** begin DATA **

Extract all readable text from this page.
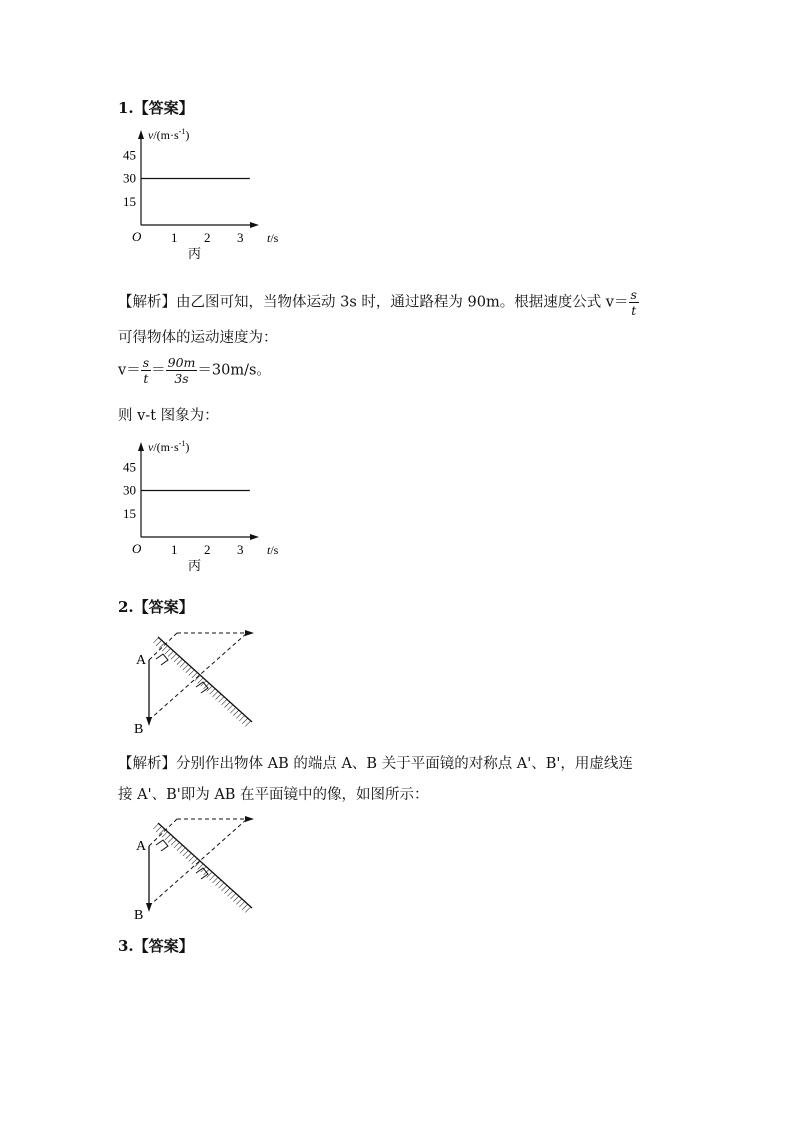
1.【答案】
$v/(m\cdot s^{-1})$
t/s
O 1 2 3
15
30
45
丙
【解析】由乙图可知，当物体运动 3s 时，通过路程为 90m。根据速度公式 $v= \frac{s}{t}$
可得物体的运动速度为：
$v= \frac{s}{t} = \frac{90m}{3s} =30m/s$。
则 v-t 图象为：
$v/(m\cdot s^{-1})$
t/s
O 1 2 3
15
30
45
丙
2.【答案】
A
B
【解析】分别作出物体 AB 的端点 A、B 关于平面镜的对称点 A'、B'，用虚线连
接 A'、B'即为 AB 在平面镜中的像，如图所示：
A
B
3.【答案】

** end DATA **
** begin DATA **

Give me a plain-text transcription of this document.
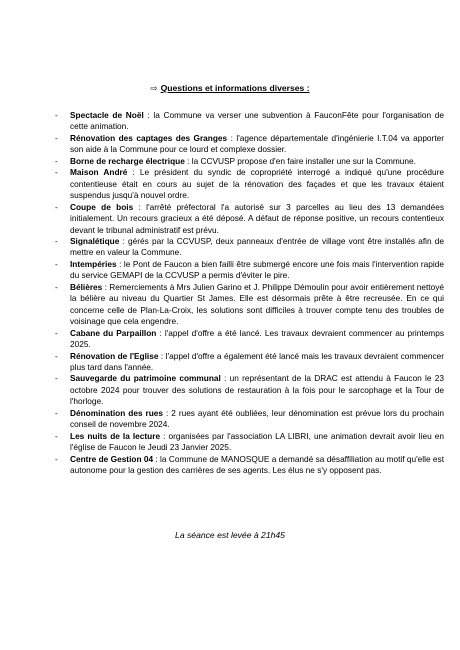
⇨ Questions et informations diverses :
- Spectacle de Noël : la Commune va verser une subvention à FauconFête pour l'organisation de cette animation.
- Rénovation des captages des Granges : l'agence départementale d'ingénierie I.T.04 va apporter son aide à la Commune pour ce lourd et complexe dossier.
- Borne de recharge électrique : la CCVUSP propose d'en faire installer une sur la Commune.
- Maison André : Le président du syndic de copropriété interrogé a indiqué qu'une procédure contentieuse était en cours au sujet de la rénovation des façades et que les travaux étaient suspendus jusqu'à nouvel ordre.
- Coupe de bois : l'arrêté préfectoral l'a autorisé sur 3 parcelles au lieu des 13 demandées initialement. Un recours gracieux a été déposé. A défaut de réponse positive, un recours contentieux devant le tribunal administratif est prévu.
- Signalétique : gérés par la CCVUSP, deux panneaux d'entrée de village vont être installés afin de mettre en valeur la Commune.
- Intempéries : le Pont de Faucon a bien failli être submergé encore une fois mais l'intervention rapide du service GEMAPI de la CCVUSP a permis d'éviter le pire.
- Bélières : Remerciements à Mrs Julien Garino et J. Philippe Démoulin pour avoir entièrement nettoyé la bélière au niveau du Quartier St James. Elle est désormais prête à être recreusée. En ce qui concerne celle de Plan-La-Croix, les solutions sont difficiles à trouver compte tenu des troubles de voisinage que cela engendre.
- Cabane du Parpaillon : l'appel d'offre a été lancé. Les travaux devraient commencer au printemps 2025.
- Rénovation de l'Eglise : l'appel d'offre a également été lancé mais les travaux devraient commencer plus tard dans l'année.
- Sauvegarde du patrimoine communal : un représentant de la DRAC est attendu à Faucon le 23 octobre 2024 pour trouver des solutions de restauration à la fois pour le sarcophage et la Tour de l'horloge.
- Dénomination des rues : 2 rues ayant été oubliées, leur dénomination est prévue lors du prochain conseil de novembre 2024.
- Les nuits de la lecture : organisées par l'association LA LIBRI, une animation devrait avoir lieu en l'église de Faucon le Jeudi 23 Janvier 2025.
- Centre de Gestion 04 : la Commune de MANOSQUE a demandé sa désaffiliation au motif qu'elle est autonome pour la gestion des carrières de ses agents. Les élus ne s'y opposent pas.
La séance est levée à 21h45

** end DATA **

— WRITTEN PROBLEM —
In the entries above, how many lines contain the word "animation"? Answer with the number only.

— RESULT —
2